## Stated exercise
Copy out the entries below precisely; nothing is to be omitted.

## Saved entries

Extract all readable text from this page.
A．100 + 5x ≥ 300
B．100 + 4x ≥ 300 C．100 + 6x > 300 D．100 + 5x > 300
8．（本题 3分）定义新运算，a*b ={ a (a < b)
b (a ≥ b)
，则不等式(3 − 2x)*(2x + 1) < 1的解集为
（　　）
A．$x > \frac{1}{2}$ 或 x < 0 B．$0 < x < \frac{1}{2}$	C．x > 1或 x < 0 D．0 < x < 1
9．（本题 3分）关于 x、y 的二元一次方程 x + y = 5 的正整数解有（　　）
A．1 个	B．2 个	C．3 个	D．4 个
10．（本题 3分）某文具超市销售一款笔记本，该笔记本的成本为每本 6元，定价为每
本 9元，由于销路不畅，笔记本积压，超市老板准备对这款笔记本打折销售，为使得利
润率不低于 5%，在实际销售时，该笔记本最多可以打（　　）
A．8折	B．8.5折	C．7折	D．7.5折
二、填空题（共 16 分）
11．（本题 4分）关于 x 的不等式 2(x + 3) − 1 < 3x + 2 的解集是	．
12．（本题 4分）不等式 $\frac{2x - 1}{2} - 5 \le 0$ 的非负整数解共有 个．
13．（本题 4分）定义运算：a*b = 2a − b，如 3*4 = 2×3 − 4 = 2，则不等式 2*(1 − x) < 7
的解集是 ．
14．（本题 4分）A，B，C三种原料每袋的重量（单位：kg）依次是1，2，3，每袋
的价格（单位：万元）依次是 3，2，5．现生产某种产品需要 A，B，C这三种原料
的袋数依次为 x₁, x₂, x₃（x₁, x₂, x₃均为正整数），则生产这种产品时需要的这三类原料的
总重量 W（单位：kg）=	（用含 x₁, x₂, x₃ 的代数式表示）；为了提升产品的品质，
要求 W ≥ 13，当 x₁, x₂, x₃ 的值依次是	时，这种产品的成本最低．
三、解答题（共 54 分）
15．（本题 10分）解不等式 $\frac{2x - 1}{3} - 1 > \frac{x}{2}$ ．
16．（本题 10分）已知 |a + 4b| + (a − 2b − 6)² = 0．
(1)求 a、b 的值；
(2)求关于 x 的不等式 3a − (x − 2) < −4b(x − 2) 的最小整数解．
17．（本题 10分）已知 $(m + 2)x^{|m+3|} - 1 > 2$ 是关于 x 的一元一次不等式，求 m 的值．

## Written answer
Extract all readable text from this page.
A．100 + 5x ≥ 300
B．100 + 4x ≥ 300 C．100 + 6x > 300 D．100 + 5x > 300
8．（本题 3分）定义新运算，a*b ={ a (a < b)
b (a ≥ b)
，则不等式(3 − 2x)*(2x + 1) < 1的解集为
（　　）
A．$x > \frac{1}{2}$ 或 x < 0 B．$0 < x < \frac{1}{2}$	C．x > 1或 x < 0 D．0 < x < 1
9．（本题 3分）关于 x、y 的二元一次方程 x + y = 5 的正整数解有（　　）
A．1 个	B．2 个	C．3 个	D．4 个
10．（本题 3分）某文具超市销售一款笔记本，该笔记本的成本为每本 6元，定价为每
本 9元，由于销路不畅，笔记本积压，超市老板准备对这款笔记本打折销售，为使得利
润率不低于 5%，在实际销售时，该笔记本最多可以打（　　）
A．8折	B．8.5折	C．7折	D．7.5折
二、填空题（共 16 分）
11．（本题 4分）关于 x 的不等式 2(x + 3) − 1 < 3x + 2 的解集是	．
12．（本题 4分）不等式 $\frac{2x - 1}{2} - 5 \le 0$ 的非负整数解共有 个．
13．（本题 4分）定义运算：a*b = 2a − b，如 3*4 = 2×3 − 4 = 2，则不等式 2*(1 − x) < 7
的解集是 ．
14．（本题 4分）A，B，C三种原料每袋的重量（单位：kg）依次是1，2，3，每袋
的价格（单位：万元）依次是 3，2，5．现生产某种产品需要 A，B，C这三种原料
的袋数依次为 x₁, x₂, x₃（x₁, x₂, x₃均为正整数），则生产这种产品时需要的这三类原料的
总重量 W（单位：kg）=	（用含 x₁, x₂, x₃ 的代数式表示）；为了提升产品的品质，
要求 W ≥ 13，当 x₁, x₂, x₃ 的值依次是	时，这种产品的成本最低．
三、解答题（共 54 分）
15．（本题 10分）解不等式 $\frac{2x - 1}{3} - 1 > \frac{x}{2}$ ．
16．（本题 10分）已知 |a + 4b| + (a − 2b − 6)² = 0．
(1)求 a、b 的值；
(2)求关于 x 的不等式 3a − (x − 2) < −4b(x − 2) 的最小整数解．
17．（本题 10分）已知 $(m + 2)x^{|m+3|} - 1 > 2$ 是关于 x 的一元一次不等式，求 m 的值．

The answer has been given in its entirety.